Exactly as they appear, output all of the entries.

━━ DATASET CONTENT ━━

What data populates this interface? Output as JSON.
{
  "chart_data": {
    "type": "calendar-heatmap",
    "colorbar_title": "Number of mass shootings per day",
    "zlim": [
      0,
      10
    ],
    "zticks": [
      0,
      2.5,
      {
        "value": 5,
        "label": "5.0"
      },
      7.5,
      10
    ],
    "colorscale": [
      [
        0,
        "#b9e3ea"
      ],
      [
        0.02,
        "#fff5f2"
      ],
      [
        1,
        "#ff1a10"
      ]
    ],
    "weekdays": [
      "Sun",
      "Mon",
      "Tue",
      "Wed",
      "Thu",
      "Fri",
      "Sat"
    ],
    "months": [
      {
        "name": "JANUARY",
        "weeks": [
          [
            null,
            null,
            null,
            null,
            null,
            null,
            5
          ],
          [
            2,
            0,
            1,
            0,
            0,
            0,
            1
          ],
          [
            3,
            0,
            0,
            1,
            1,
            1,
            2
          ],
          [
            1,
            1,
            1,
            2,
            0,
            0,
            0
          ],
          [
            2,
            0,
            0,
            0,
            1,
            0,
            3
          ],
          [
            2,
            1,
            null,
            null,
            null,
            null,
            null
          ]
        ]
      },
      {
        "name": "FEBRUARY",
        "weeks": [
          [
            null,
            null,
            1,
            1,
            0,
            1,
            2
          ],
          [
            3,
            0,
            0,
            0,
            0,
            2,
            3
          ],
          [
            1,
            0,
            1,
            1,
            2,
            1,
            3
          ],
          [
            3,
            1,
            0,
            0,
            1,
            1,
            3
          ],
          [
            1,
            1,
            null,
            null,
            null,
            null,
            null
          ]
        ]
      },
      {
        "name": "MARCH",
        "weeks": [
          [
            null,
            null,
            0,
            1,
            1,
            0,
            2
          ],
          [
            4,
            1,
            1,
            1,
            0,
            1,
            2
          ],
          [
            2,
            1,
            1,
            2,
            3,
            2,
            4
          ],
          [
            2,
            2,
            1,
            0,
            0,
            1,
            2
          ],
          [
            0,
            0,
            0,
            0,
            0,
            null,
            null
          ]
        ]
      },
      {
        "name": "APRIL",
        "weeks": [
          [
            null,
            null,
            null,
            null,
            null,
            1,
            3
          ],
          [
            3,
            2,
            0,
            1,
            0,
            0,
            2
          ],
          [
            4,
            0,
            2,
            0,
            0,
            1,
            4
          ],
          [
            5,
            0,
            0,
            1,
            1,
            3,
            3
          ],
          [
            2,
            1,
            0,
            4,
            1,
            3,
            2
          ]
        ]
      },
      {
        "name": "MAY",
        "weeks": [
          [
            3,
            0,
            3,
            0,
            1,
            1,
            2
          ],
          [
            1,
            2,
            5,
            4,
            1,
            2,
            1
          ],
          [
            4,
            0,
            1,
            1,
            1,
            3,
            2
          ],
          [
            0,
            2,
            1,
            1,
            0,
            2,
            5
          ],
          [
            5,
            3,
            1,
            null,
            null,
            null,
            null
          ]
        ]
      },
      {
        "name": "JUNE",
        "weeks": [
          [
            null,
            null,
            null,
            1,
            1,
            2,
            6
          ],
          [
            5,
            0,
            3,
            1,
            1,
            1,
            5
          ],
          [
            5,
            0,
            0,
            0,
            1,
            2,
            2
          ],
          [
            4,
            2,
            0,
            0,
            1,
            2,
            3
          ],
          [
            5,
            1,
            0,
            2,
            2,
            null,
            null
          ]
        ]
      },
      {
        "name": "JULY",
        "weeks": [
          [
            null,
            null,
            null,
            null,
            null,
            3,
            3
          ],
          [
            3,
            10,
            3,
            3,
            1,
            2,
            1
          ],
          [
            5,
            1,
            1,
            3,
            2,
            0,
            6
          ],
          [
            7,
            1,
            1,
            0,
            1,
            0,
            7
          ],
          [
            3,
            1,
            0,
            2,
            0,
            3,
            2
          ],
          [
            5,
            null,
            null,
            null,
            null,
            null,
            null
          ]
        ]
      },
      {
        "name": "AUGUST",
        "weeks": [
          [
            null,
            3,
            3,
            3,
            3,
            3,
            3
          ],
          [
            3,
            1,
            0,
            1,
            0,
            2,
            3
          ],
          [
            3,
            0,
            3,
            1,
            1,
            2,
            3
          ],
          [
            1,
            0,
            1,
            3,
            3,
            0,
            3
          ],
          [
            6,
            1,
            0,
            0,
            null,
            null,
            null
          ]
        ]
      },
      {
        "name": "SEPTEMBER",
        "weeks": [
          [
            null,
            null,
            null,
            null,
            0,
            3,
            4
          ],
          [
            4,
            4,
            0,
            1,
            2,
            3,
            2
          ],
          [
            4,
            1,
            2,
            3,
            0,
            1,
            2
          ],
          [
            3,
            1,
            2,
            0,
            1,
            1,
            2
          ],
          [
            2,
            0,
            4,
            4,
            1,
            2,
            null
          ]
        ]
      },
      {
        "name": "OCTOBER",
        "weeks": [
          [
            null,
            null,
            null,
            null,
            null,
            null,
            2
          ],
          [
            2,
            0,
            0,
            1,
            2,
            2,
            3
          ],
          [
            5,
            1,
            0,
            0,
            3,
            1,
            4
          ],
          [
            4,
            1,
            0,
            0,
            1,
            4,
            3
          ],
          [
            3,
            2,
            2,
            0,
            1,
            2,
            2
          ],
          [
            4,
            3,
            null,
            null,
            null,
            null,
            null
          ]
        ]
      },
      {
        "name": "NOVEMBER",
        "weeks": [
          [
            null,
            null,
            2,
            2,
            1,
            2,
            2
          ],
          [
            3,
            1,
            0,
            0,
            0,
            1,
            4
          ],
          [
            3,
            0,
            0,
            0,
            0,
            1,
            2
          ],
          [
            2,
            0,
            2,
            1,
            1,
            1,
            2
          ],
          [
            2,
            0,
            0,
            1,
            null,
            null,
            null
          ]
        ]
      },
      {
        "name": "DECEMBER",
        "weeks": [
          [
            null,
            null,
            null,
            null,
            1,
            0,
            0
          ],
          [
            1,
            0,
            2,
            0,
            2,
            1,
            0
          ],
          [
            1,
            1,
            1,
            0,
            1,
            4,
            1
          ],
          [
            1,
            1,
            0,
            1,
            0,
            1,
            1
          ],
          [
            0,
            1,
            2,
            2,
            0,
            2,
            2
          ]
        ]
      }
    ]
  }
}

━━━

**EXERCISE OUTPUT**
What data populates this interface? Output as JSON.
{
  "chart_data": {
    "type": "calendar-heatmap",
    "colorbar_title": "Number of mass shootings per day",
    "zlim": [
      0,
      10
    ],
    "zticks": [
      0,
      2.5,
      {
        "value": 5,
        "label": "5.0"
      },
      7.5,
      10
    ],
    "colorscale": [
      [
        0,
        "#b9e3ea"
      ],
      [
        0.02,
        "#fff5f2"
      ],
      [
        1,
        "#ff1a10"
      ]
    ],
    "weekdays": [
      "Sun",
      "Mon",
      "Tue",
      "Wed",
      "Thu",
      "Fri",
      "Sat"
    ],
    "months": [
      {
        "name": "JANUARY",
        "weeks": [
          [
            null,
            null,
            null,
            null,
            null,
            null,
            5
          ],
          [
            2,
            0,
            1,
            0,
            0,
            0,
            1
          ],
          [
            3,
            0,
            0,
            1,
            1,
            1,
            2
          ],
          [
            1,
            1,
            1,
            2,
            0,
            0,
            0
          ],
          [
            2,
            0,
            0,
            0,
            1,
            0,
            3
          ],
          [
            2,
            1,
            null,
            null,
            null,
            null,
            null
          ]
        ]
      },
      {
        "name": "FEBRUARY",
        "weeks": [
          [
            null,
            null,
            1,
            1,
            0,
            1,
            2
          ],
          [
            3,
            0,
            0,
            0,
            0,
            2,
            3
          ],
          [
            1,
            0,
            1,
            1,
            2,
            1,
            3
          ],
          [
            3,
            1,
            0,
            0,
            1,
            1,
            3
          ],
          [
            1,
            1,
            null,
            null,
            null,
            null,
            null
          ]
        ]
      },
      {
        "name": "MARCH",
        "weeks": [
          [
            null,
            null,
            0,
            1,
            1,
            0,
            2
          ],
          [
            4,
            1,
            1,
            1,
            0,
            1,
            2
          ],
          [
            2,
            1,
            1,
            2,
            3,
            2,
            4
          ],
          [
            2,
            2,
            1,
            0,
            0,
            1,
            2
          ],
          [
            0,
            0,
            0,
            0,
            0,
            null,
            null
          ]
        ]
      },
      {
        "name": "APRIL",
        "weeks": [
          [
            null,
            null,
            null,
            null,
            null,
            1,
            3
          ],
          [
            3,
            2,
            0,
            1,
            0,
            0,
            2
          ],
          [
            4,
            0,
            2,
            0,
            0,
            1,
            4
          ],
          [
            5,
            0,
            0,
            1,
            1,
            3,
            3
          ],
          [
            2,
            1,
            0,
            4,
            1,
            3,
            2
          ]
        ]
      },
      {
        "name": "MAY",
        "weeks": [
          [
            3,
            0,
            3,
            0,
            1,
            1,
            2
          ],
          [
            1,
            2,
            5,
            4,
            1,
            2,
            1
          ],
          [
            4,
            0,
            1,
            1,
            1,
            3,
            2
          ],
          [
            0,
            2,
            1,
            1,
            0,
            2,
            5
          ],
          [
            5,
            3,
            1,
            null,
            null,
            null,
            null
          ]
        ]
      },
      {
        "name": "JUNE",
        "weeks": [
          [
            null,
            null,
            null,
            1,
            1,
            2,
            6
          ],
          [
            5,
            0,
            3,
            1,
            1,
            1,
            5
          ],
          [
            5,
            0,
            0,
            0,
            1,
            2,
            2
          ],
          [
            4,
            2,
            0,
            0,
            1,
            2,
            3
          ],
          [
            5,
            1,
            0,
            2,
            2,
            null,
            null
          ]
        ]
      },
      {
        "name": "JULY",
        "weeks": [
          [
            null,
            null,
            null,
            null,
            null,
            3,
            3
          ],
          [
            3,
            10,
            3,
            3,
            1,
            2,
            1
          ],
          [
            5,
            1,
            1,
            3,
            2,
            0,
            6
          ],
          [
            7,
            1,
            1,
            0,
            1,
            0,
            7
          ],
          [
            3,
            1,
            0,
            2,
            0,
            3,
            2
          ],
          [
            5,
            null,
            null,
            null,
            null,
            null,
            null
          ]
        ]
      },
      {
        "name": "AUGUST",
        "weeks": [
          [
            null,
            3,
            3,
            3,
            3,
            3,
            3
          ],
          [
            3,
            1,
            0,
            1,
            0,
            2,
            3
          ],
          [
            3,
            0,
            3,
            1,
            1,
            2,
            3
          ],
          [
            1,
            0,
            1,
            3,
            3,
            0,
            3
          ],
          [
            6,
            1,
            0,
            0,
            null,
            null,
            null
          ]
        ]
      },
      {
        "name": "SEPTEMBER",
        "weeks": [
          [
            null,
            null,
            null,
            null,
            0,
            3,
            4
          ],
          [
            4,
            4,
            0,
            1,
            2,
            3,
            2
          ],
          [
            4,
            1,
            2,
            3,
            0,
            1,
            2
          ],
          [
            3,
            1,
            2,
            0,
            1,
            1,
            2
          ],
          [
            2,
            0,
            4,
            4,
            1,
            2,
            null
          ]
        ]
      },
      {
        "name": "OCTOBER",
        "weeks": [
          [
            null,
            null,
            null,
            null,
            null,
            null,
            2
          ],
          [
            2,
            0,
            0,
            1,
            2,
            2,
            3
          ],
          [
            5,
            1,
            0,
            0,
            3,
            1,
            4
          ],
          [
            4,
            1,
            0,
            0,
            1,
            4,
            3
          ],
          [
            3,
            2,
            2,
            0,
            1,
            2,
            2
          ],
          [
            4,
            3,
            null,
            null,
            null,
            null,
            null
          ]
        ]
      },
      {
        "name": "NOVEMBER",
        "weeks": [
          [
            null,
            null,
            2,
            2,
            1,
            2,
            2
          ],
          [
            3,
            1,
            0,
            0,
            0,
            1,
            4
          ],
          [
            3,
            0,
            0,
            0,
            0,
            1,
            2
          ],
          [
            2,
            0,
            2,
            1,
            1,
            1,
            2
          ],
          [
            2,
            0,
            0,
            1,
            null,
            null,
            null
          ]
        ]
      },
      {
        "name": "DECEMBER",
        "weeks": [
          [
            null,
            null,
            null,
            null,
            1,
            0,
            0
          ],
          [
            1,
            0,
            2,
            0,
            2,
            1,
            0
          ],
          [
            1,
            1,
            1,
            0,
            1,
            4,
            1
          ],
          [
            1,
            1,
            0,
            1,
            0,
            1,
            1
          ],
          [
            0,
            1,
            2,
            2,
            0,
            2,
            2
          ]
        ]
      }
    ]
  }
}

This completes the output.